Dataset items
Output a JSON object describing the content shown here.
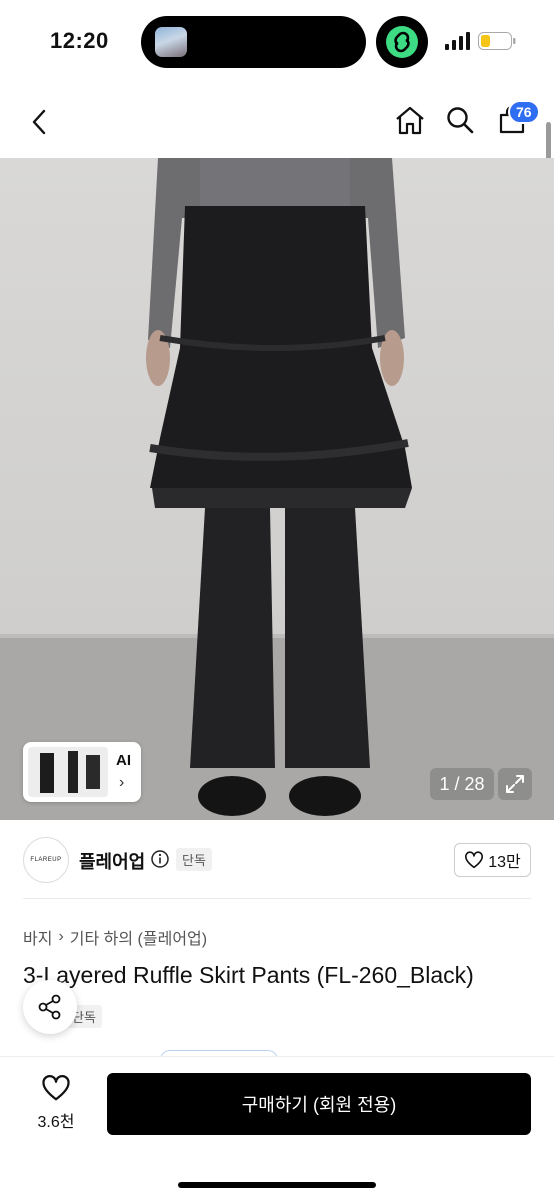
{
  "status": {
    "time": "12:20"
  },
  "nav": {
    "cart_count": "76",
    "icons": [
      "back-icon",
      "home-icon",
      "search-icon",
      "cart-icon"
    ]
  },
  "gallery": {
    "counter": "1 / 28",
    "ai_label": "AI",
    "ai_chevron": "›"
  },
  "shop": {
    "logo_text": "FLAREUP",
    "name": "플레어업",
    "tag": "단독",
    "likes": "13만"
  },
  "breadcrumb": {
    "category": "바지",
    "separator": "›",
    "subcategory": "기타 하의 (플레어업)"
  },
  "product": {
    "title": "3-Layered Ruffle Skirt Pants (FL-260_Black)",
    "tag": "단독"
  },
  "bottom": {
    "wish_count": "3.6천",
    "buy_label": "구매하기 (회원 전용)"
  },
  "colors": {
    "badge": "#2f6df2",
    "buy_button": "#000000",
    "green_app": "#3ddc84"
  }
}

WRITTEN REQUEST: Give every line above again exactly, with no pictures.

SOLUTION TO THIS PROBLEM:
Output a JSON object describing the content shown here.
{
  "status": {
    "time": "12:20"
  },
  "nav": {
    "cart_count": "76",
    "icons": [
      "back-icon",
      "home-icon",
      "search-icon",
      "cart-icon"
    ]
  },
  "gallery": {
    "counter": "1 / 28",
    "ai_label": "AI",
    "ai_chevron": "›"
  },
  "shop": {
    "logo_text": "FLAREUP",
    "name": "플레어업",
    "tag": "단독",
    "likes": "13만"
  },
  "breadcrumb": {
    "category": "바지",
    "separator": "›",
    "subcategory": "기타 하의 (플레어업)"
  },
  "product": {
    "title": "3-Layered Ruffle Skirt Pants (FL-260_Black)",
    "tag": "단독"
  },
  "bottom": {
    "wish_count": "3.6천",
    "buy_label": "구매하기 (회원 전용)"
  },
  "colors": {
    "badge": "#2f6df2",
    "buy_button": "#000000",
    "green_app": "#3ddc84"
  }
}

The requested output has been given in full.